The request: Set down, in full, every record in the block.

Input for this task:

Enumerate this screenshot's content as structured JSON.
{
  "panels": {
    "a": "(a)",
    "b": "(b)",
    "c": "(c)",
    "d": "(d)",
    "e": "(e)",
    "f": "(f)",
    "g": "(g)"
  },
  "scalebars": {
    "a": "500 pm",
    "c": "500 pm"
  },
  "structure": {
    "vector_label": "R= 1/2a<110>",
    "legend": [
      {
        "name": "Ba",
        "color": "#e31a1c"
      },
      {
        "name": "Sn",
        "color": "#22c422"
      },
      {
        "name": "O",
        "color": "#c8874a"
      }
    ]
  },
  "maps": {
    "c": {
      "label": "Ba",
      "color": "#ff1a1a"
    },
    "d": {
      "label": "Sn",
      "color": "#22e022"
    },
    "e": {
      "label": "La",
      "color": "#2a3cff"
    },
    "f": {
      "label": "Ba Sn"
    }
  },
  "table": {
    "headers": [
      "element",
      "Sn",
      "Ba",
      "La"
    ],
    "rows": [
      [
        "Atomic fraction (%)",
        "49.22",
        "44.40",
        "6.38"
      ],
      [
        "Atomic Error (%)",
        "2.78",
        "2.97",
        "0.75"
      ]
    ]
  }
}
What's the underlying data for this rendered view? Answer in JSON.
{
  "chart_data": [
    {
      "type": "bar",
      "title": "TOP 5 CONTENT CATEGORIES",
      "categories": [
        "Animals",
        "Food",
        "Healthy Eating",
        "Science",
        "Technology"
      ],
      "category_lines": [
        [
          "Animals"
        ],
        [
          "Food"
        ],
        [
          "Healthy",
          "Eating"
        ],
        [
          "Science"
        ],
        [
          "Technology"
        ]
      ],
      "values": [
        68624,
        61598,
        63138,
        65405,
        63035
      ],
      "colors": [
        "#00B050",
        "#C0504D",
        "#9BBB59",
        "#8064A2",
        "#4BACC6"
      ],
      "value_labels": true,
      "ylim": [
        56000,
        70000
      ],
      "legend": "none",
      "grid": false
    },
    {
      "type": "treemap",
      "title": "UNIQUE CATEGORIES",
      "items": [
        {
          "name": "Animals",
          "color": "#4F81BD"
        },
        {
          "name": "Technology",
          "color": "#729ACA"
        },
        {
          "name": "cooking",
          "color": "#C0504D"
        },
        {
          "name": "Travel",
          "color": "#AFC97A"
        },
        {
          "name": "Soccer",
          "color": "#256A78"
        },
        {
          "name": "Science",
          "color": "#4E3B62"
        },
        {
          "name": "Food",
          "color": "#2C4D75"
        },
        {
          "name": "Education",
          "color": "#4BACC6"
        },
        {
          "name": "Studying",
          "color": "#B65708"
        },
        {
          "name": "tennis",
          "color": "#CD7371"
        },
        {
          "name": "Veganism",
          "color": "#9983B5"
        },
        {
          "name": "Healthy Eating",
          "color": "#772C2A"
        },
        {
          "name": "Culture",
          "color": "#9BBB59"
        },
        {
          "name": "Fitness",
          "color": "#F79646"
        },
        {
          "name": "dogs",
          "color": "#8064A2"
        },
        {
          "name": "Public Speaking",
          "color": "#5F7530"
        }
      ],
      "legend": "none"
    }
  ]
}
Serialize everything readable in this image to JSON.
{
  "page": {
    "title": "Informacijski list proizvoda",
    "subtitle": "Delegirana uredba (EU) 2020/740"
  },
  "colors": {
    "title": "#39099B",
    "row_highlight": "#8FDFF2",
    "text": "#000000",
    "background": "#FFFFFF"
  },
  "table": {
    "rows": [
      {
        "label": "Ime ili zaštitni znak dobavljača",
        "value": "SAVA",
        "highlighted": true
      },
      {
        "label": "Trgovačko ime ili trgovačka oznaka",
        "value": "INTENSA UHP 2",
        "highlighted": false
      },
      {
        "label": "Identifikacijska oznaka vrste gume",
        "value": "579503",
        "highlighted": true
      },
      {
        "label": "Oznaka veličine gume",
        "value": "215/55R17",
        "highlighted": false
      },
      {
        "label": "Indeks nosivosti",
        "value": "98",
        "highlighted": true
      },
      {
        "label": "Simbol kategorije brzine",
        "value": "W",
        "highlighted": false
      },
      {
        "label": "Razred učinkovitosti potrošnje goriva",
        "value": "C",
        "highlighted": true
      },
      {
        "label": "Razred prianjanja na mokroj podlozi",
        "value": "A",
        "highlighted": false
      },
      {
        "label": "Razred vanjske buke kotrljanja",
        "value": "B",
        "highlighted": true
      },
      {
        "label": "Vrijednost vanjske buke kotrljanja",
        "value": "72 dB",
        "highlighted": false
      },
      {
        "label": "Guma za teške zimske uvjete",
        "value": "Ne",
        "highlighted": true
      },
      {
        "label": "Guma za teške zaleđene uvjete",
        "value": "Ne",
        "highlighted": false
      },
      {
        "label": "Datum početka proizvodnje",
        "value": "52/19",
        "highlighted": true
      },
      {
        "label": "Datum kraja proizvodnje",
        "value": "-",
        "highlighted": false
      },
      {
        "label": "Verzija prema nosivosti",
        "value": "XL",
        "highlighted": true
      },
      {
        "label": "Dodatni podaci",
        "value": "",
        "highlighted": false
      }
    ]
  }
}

Task output:
Enumerate this screenshot's content as structured JSON.
{
  "panels": {
    "a": "(a)",
    "b": "(b)",
    "c": "(c)",
    "d": "(d)",
    "e": "(e)",
    "f": "(f)",
    "g": "(g)"
  },
  "scalebars": {
    "a": "500 pm",
    "c": "500 pm"
  },
  "structure": {
    "vector_label": "R= 1/2a<110>",
    "legend": [
      {
        "name": "Ba",
        "color": "#e31a1c"
      },
      {
        "name": "Sn",
        "color": "#22c422"
      },
      {
        "name": "O",
        "color": "#c8874a"
      }
    ]
  },
  "maps": {
    "c": {
      "label": "Ba",
      "color": "#ff1a1a"
    },
    "d": {
      "label": "Sn",
      "color": "#22e022"
    },
    "e": {
      "label": "La",
      "color": "#2a3cff"
    },
    "f": {
      "label": "Ba Sn"
    }
  },
  "table": {
    "headers": [
      "element",
      "Sn",
      "Ba",
      "La"
    ],
    "rows": [
      [
        "Atomic fraction (%)",
        "49.22",
        "44.40",
        "6.38"
      ],
      [
        "Atomic Error (%)",
        "2.78",
        "2.97",
        "0.75"
      ]
    ]
  }
}
What's the underlying data for this rendered view? Answer in JSON.
{
  "chart_data": [
    {
      "type": "bar",
      "title": "TOP 5 CONTENT CATEGORIES",
      "categories": [
        "Animals",
        "Food",
        "Healthy Eating",
        "Science",
        "Technology"
      ],
      "category_lines": [
        [
          "Animals"
        ],
        [
          "Food"
        ],
        [
          "Healthy",
          "Eating"
        ],
        [
          "Science"
        ],
        [
          "Technology"
        ]
      ],
      "values": [
        68624,
        61598,
        63138,
        65405,
        63035
      ],
      "colors": [
        "#00B050",
        "#C0504D",
        "#9BBB59",
        "#8064A2",
        "#4BACC6"
      ],
      "value_labels": true,
      "ylim": [
        56000,
        70000
      ],
      "legend": "none",
      "grid": false
    },
    {
      "type": "treemap",
      "title": "UNIQUE CATEGORIES",
      "items": [
        {
          "name": "Animals",
          "color": "#4F81BD"
        },
        {
          "name": "Technology",
          "color": "#729ACA"
        },
        {
          "name": "cooking",
          "color": "#C0504D"
        },
        {
          "name": "Travel",
          "color": "#AFC97A"
        },
        {
          "name": "Soccer",
          "color": "#256A78"
        },
        {
          "name": "Science",
          "color": "#4E3B62"
        },
        {
          "name": "Food",
          "color": "#2C4D75"
        },
        {
          "name": "Education",
          "color": "#4BACC6"
        },
        {
          "name": "Studying",
          "color": "#B65708"
        },
        {
          "name": "tennis",
          "color": "#CD7371"
        },
        {
          "name": "Veganism",
          "color": "#9983B5"
        },
        {
          "name": "Healthy Eating",
          "color": "#772C2A"
        },
        {
          "name": "Culture",
          "color": "#9BBB59"
        },
        {
          "name": "Fitness",
          "color": "#F79646"
        },
        {
          "name": "dogs",
          "color": "#8064A2"
        },
        {
          "name": "Public Speaking",
          "color": "#5F7530"
        }
      ],
      "legend": "none"
    }
  ]
}
Serialize everything readable in this image to JSON.
{
  "page": {
    "title": "Informacijski list proizvoda",
    "subtitle": "Delegirana uredba (EU) 2020/740"
  },
  "colors": {
    "title": "#39099B",
    "row_highlight": "#8FDFF2",
    "text": "#000000",
    "background": "#FFFFFF"
  },
  "table": {
    "rows": [
      {
        "label": "Ime ili zaštitni znak dobavljača",
        "value": "SAVA",
        "highlighted": true
      },
      {
        "label": "Trgovačko ime ili trgovačka oznaka",
        "value": "INTENSA UHP 2",
        "highlighted": false
      },
      {
        "label": "Identifikacijska oznaka vrste gume",
        "value": "579503",
        "highlighted": true
      },
      {
        "label": "Oznaka veličine gume",
        "value": "215/55R17",
        "highlighted": false
      },
      {
        "label": "Indeks nosivosti",
        "value": "98",
        "highlighted": true
      },
      {
        "label": "Simbol kategorije brzine",
        "value": "W",
        "highlighted": false
      },
      {
        "label": "Razred učinkovitosti potrošnje goriva",
        "value": "C",
        "highlighted": true
      },
      {
        "label": "Razred prianjanja na mokroj podlozi",
        "value": "A",
        "highlighted": false
      },
      {
        "label": "Razred vanjske buke kotrljanja",
        "value": "B",
        "highlighted": true
      },
      {
        "label": "Vrijednost vanjske buke kotrljanja",
        "value": "72 dB",
        "highlighted": false
      },
      {
        "label": "Guma za teške zimske uvjete",
        "value": "Ne",
        "highlighted": true
      },
      {
        "label": "Guma za teške zaleđene uvjete",
        "value": "Ne",
        "highlighted": false
      },
      {
        "label": "Datum početka proizvodnje",
        "value": "52/19",
        "highlighted": true
      },
      {
        "label": "Datum kraja proizvodnje",
        "value": "-",
        "highlighted": false
      },
      {
        "label": "Verzija prema nosivosti",
        "value": "XL",
        "highlighted": true
      },
      {
        "label": "Dodatni podaci",
        "value": "",
        "highlighted": false
      }
    ]
  }
}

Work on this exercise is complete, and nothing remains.